• OBJECTIVE: Can you transcribe the data exactly? Leave the pictures out.
[START]
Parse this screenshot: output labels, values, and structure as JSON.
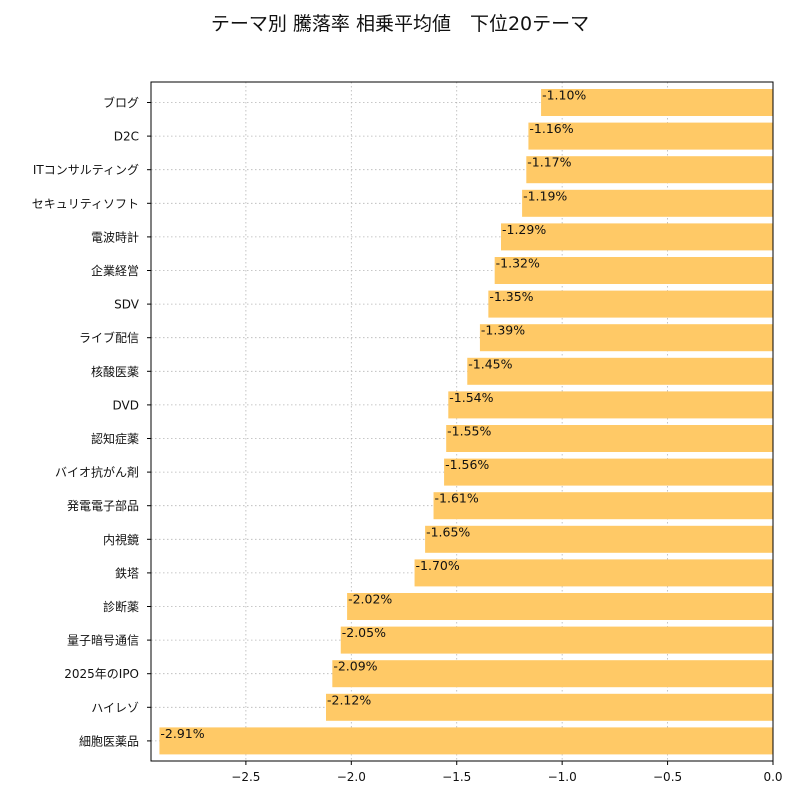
{
  "chart_data": {
    "type": "bar",
    "orientation": "horizontal",
    "title": "テーマ別 騰落率 相乗平均値　下位20テーマ",
    "xlabel": "",
    "ylabel": "",
    "xlim": [
      -2.95,
      0.0
    ],
    "xticks": [
      -2.5,
      -2.0,
      -1.5,
      -1.0,
      -0.5,
      0.0
    ],
    "xtick_labels": [
      "−2.5",
      "−2.0",
      "−1.5",
      "−1.0",
      "−0.5",
      "0.0"
    ],
    "grid": true,
    "bar_color": "#ffc966",
    "categories": [
      "ブログ",
      "D2C",
      "ITコンサルティング",
      "セキュリティソフト",
      "電波時計",
      "企業経営",
      "SDV",
      "ライブ配信",
      "核酸医薬",
      "DVD",
      "認知症薬",
      "バイオ抗がん剤",
      "発電電子部品",
      "内視鏡",
      "鉄塔",
      "診断薬",
      "量子暗号通信",
      "2025年のIPO",
      "ハイレゾ",
      "細胞医薬品"
    ],
    "values": [
      -1.1,
      -1.16,
      -1.17,
      -1.19,
      -1.29,
      -1.32,
      -1.35,
      -1.39,
      -1.45,
      -1.54,
      -1.55,
      -1.56,
      -1.61,
      -1.65,
      -1.7,
      -2.02,
      -2.05,
      -2.09,
      -2.12,
      -2.91
    ],
    "data_labels": [
      "-1.10%",
      "-1.16%",
      "-1.17%",
      "-1.19%",
      "-1.29%",
      "-1.32%",
      "-1.35%",
      "-1.39%",
      "-1.45%",
      "-1.54%",
      "-1.55%",
      "-1.56%",
      "-1.61%",
      "-1.65%",
      "-1.70%",
      "-2.02%",
      "-2.05%",
      "-2.09%",
      "-2.12%",
      "-2.91%"
    ]
  }
}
[END]
• TASK RESULT:
Parse this screenshot: output labels, values, and structure as JSON.
{
  "chart_data": {
    "type": "bar",
    "orientation": "horizontal",
    "title": "テーマ別 騰落率 相乗平均値　下位20テーマ",
    "xlabel": "",
    "ylabel": "",
    "xlim": [
      -2.95,
      0.0
    ],
    "xticks": [
      -2.5,
      -2.0,
      -1.5,
      -1.0,
      -0.5,
      0.0
    ],
    "xtick_labels": [
      "−2.5",
      "−2.0",
      "−1.5",
      "−1.0",
      "−0.5",
      "0.0"
    ],
    "grid": true,
    "bar_color": "#ffc966",
    "categories": [
      "ブログ",
      "D2C",
      "ITコンサルティング",
      "セキュリティソフト",
      "電波時計",
      "企業経営",
      "SDV",
      "ライブ配信",
      "核酸医薬",
      "DVD",
      "認知症薬",
      "バイオ抗がん剤",
      "発電電子部品",
      "内視鏡",
      "鉄塔",
      "診断薬",
      "量子暗号通信",
      "2025年のIPO",
      "ハイレゾ",
      "細胞医薬品"
    ],
    "values": [
      -1.1,
      -1.16,
      -1.17,
      -1.19,
      -1.29,
      -1.32,
      -1.35,
      -1.39,
      -1.45,
      -1.54,
      -1.55,
      -1.56,
      -1.61,
      -1.65,
      -1.7,
      -2.02,
      -2.05,
      -2.09,
      -2.12,
      -2.91
    ],
    "data_labels": [
      "-1.10%",
      "-1.16%",
      "-1.17%",
      "-1.19%",
      "-1.29%",
      "-1.32%",
      "-1.35%",
      "-1.39%",
      "-1.45%",
      "-1.54%",
      "-1.55%",
      "-1.56%",
      "-1.61%",
      "-1.65%",
      "-1.70%",
      "-2.02%",
      "-2.05%",
      "-2.09%",
      "-2.12%",
      "-2.91%"
    ]
  }
}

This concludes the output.